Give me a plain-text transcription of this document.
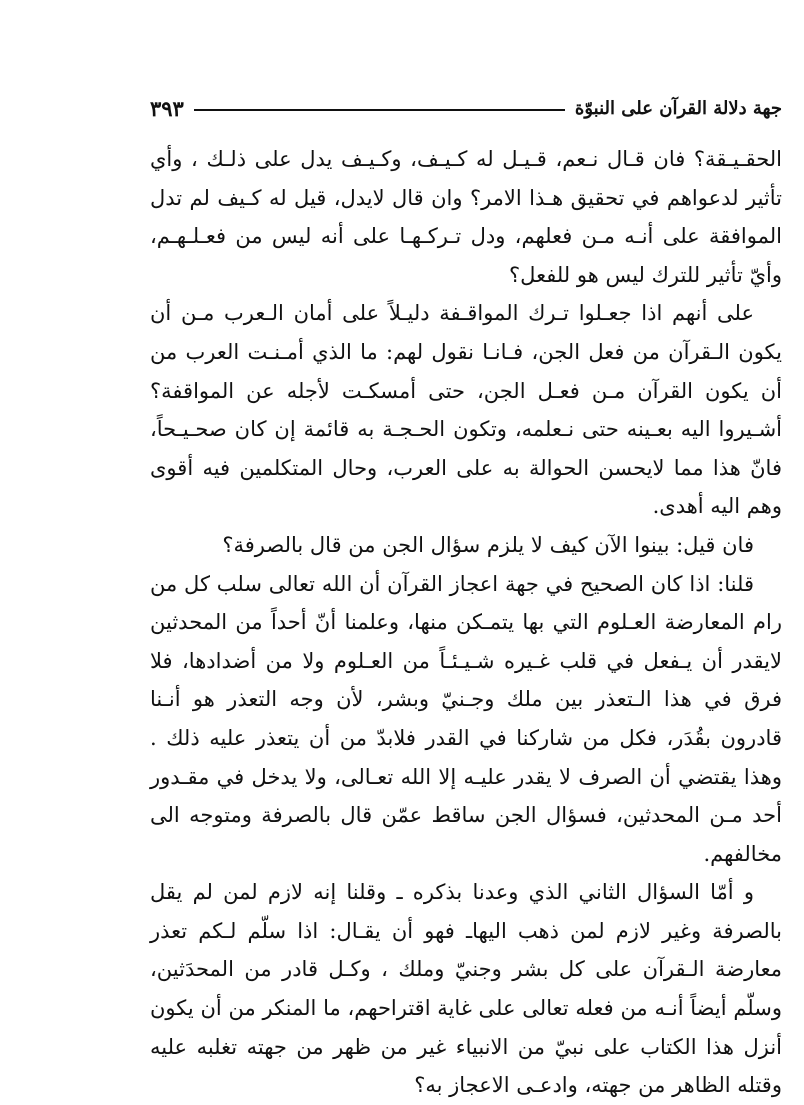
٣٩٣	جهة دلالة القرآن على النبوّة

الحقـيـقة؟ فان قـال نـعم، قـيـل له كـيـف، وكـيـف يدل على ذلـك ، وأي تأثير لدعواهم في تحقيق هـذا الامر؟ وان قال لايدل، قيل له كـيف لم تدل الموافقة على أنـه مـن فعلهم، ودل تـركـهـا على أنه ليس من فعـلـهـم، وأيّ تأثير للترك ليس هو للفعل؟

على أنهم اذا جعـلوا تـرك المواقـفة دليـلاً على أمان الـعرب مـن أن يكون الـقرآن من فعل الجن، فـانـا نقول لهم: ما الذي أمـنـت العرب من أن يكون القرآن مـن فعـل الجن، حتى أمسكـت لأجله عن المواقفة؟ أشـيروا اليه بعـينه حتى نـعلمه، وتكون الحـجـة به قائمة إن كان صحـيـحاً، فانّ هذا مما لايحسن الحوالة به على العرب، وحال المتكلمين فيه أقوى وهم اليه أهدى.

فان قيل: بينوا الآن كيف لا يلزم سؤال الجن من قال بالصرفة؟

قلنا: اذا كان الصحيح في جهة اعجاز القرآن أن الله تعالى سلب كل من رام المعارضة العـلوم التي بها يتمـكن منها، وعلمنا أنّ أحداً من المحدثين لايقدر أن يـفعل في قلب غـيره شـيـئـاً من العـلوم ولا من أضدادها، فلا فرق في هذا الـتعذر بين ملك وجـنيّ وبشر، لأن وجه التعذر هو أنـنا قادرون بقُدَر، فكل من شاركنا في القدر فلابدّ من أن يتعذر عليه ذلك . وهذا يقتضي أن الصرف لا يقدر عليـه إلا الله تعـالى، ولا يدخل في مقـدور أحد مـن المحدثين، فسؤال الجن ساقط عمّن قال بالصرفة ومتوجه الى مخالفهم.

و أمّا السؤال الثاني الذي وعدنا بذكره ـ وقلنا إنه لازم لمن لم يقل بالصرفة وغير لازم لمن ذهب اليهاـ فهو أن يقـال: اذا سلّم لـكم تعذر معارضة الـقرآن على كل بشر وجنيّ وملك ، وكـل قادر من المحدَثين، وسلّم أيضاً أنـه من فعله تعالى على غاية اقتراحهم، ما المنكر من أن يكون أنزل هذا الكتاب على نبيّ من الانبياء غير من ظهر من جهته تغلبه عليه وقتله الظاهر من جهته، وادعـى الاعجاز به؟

──────

■ **Task prompt**: Word for word, quote the full listing, omitting every picture.

■ **Reply to the task**:
Give me a plain-text transcription of this document.
٣٩٣	جهة دلالة القرآن على النبوّة

الحقـيـقة؟ فان قـال نـعم، قـيـل له كـيـف، وكـيـف يدل على ذلـك ، وأي تأثير لدعواهم في تحقيق هـذا الامر؟ وان قال لايدل، قيل له كـيف لم تدل الموافقة على أنـه مـن فعلهم، ودل تـركـهـا على أنه ليس من فعـلـهـم، وأيّ تأثير للترك ليس هو للفعل؟

على أنهم اذا جعـلوا تـرك المواقـفة دليـلاً على أمان الـعرب مـن أن يكون الـقرآن من فعل الجن، فـانـا نقول لهم: ما الذي أمـنـت العرب من أن يكون القرآن مـن فعـل الجن، حتى أمسكـت لأجله عن المواقفة؟ أشـيروا اليه بعـينه حتى نـعلمه، وتكون الحـجـة به قائمة إن كان صحـيـحاً، فانّ هذا مما لايحسن الحوالة به على العرب، وحال المتكلمين فيه أقوى وهم اليه أهدى.

فان قيل: بينوا الآن كيف لا يلزم سؤال الجن من قال بالصرفة؟

قلنا: اذا كان الصحيح في جهة اعجاز القرآن أن الله تعالى سلب كل من رام المعارضة العـلوم التي بها يتمـكن منها، وعلمنا أنّ أحداً من المحدثين لايقدر أن يـفعل في قلب غـيره شـيـئـاً من العـلوم ولا من أضدادها، فلا فرق في هذا الـتعذر بين ملك وجـنيّ وبشر، لأن وجه التعذر هو أنـنا قادرون بقُدَر، فكل من شاركنا في القدر فلابدّ من أن يتعذر عليه ذلك . وهذا يقتضي أن الصرف لا يقدر عليـه إلا الله تعـالى، ولا يدخل في مقـدور أحد مـن المحدثين، فسؤال الجن ساقط عمّن قال بالصرفة ومتوجه الى مخالفهم.

و أمّا السؤال الثاني الذي وعدنا بذكره ـ وقلنا إنه لازم لمن لم يقل بالصرفة وغير لازم لمن ذهب اليهاـ فهو أن يقـال: اذا سلّم لـكم تعذر معارضة الـقرآن على كل بشر وجنيّ وملك ، وكـل قادر من المحدَثين، وسلّم أيضاً أنـه من فعله تعالى على غاية اقتراحهم، ما المنكر من أن يكون أنزل هذا الكتاب على نبيّ من الانبياء غير من ظهر من جهته تغلبه عليه وقتله الظاهر من جهته، وادعـى الاعجاز به؟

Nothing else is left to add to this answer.